(Data records)
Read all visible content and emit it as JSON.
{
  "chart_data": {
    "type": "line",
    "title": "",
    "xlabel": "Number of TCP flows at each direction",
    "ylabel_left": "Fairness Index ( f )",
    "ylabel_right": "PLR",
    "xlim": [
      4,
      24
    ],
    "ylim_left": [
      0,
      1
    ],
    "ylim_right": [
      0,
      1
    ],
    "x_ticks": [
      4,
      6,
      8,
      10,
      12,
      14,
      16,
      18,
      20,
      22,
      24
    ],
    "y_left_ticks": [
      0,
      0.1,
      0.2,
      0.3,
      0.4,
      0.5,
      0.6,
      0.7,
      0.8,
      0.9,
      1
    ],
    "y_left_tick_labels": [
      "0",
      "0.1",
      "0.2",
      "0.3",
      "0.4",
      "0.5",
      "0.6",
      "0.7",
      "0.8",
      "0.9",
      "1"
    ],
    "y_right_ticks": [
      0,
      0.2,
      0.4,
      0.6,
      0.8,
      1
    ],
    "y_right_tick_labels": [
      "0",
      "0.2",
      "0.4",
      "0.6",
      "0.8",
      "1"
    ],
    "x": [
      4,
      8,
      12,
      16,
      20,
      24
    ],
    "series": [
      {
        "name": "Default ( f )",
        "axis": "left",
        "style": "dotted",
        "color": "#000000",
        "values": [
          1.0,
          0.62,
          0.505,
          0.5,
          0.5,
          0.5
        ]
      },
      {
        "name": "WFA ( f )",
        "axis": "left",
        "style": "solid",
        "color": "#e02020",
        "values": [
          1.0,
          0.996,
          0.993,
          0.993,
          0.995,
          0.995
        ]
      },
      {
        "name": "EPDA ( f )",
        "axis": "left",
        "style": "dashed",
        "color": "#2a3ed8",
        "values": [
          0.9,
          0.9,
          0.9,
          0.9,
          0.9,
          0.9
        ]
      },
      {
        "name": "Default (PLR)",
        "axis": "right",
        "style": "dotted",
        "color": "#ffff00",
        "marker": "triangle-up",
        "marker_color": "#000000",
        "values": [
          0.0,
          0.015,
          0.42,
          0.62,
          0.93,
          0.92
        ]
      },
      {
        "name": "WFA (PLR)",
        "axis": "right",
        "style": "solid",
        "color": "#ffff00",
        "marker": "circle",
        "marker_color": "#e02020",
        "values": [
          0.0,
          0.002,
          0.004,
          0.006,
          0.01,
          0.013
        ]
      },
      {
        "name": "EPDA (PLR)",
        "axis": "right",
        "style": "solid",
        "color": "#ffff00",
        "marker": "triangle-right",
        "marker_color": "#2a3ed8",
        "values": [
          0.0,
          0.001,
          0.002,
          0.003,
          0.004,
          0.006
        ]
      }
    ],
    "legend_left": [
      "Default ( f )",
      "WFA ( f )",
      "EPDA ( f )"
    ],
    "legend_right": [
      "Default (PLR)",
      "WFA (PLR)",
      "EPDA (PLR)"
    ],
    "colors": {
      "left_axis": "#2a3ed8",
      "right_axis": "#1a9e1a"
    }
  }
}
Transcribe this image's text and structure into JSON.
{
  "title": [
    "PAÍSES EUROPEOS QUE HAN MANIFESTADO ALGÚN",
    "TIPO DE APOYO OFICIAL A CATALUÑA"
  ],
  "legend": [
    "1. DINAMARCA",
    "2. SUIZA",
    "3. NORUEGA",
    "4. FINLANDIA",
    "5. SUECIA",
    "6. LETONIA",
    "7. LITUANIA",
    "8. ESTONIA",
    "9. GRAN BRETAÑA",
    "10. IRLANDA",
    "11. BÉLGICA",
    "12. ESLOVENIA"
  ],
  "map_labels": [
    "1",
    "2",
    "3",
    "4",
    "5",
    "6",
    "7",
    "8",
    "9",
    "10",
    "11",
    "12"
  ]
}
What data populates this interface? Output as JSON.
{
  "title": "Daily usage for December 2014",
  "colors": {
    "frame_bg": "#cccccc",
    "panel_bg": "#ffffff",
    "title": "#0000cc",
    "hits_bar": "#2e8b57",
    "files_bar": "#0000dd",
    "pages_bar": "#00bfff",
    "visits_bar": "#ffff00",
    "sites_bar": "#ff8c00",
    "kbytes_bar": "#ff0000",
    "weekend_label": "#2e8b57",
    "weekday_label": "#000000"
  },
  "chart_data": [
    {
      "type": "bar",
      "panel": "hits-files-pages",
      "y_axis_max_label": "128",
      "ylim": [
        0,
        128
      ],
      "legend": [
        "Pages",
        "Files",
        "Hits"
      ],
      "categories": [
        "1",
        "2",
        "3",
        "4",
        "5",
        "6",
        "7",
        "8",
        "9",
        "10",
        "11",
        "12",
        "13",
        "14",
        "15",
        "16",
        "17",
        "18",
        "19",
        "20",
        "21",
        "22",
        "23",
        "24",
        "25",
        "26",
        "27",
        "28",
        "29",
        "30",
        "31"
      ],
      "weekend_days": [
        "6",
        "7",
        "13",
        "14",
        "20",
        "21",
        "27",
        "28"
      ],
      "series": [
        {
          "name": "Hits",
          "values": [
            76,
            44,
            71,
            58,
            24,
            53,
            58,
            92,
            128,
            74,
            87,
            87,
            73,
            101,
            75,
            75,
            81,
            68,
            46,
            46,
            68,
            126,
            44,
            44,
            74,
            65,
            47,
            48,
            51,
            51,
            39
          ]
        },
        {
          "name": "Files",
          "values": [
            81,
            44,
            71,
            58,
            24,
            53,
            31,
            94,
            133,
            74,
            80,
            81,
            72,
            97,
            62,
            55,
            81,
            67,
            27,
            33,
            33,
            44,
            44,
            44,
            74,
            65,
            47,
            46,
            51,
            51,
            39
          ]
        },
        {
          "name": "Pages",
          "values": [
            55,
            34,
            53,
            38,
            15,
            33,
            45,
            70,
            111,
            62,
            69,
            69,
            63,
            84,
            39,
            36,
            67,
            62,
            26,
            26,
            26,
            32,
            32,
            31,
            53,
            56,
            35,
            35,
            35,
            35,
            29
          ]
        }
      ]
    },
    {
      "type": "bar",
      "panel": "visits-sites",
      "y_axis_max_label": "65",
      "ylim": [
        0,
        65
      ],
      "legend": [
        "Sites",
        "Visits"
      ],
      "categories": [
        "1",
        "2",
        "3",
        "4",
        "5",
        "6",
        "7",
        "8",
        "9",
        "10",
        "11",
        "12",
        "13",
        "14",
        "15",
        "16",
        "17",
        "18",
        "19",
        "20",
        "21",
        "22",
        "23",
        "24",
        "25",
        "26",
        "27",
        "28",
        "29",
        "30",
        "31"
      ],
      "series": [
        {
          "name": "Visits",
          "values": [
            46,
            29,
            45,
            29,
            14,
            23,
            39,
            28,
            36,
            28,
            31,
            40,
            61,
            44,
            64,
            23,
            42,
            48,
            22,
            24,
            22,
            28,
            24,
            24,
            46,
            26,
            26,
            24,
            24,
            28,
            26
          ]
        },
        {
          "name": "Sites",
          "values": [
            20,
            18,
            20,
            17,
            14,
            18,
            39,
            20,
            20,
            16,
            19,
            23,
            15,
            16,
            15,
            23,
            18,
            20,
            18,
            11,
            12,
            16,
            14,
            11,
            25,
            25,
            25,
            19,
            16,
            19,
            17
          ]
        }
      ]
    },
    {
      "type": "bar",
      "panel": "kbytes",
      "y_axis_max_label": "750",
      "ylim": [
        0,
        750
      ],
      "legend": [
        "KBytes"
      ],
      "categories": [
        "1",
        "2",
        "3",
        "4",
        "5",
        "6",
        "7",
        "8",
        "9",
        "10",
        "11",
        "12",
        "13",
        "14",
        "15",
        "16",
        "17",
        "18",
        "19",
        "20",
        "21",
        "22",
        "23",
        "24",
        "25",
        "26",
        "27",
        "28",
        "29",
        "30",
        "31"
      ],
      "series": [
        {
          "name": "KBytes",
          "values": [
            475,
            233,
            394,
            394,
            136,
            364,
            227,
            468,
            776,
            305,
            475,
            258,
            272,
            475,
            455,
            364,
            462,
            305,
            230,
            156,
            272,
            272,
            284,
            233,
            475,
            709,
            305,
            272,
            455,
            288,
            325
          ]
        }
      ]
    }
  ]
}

**YOUR OBJECTIVE**
Copy out each line of the records that holds the string "title".

**OUTPUT FOR THIS EXERCISE**
    "title": "",
  "title": [
  "title": "Daily usage for December 2014",
    "title": "#0000cc",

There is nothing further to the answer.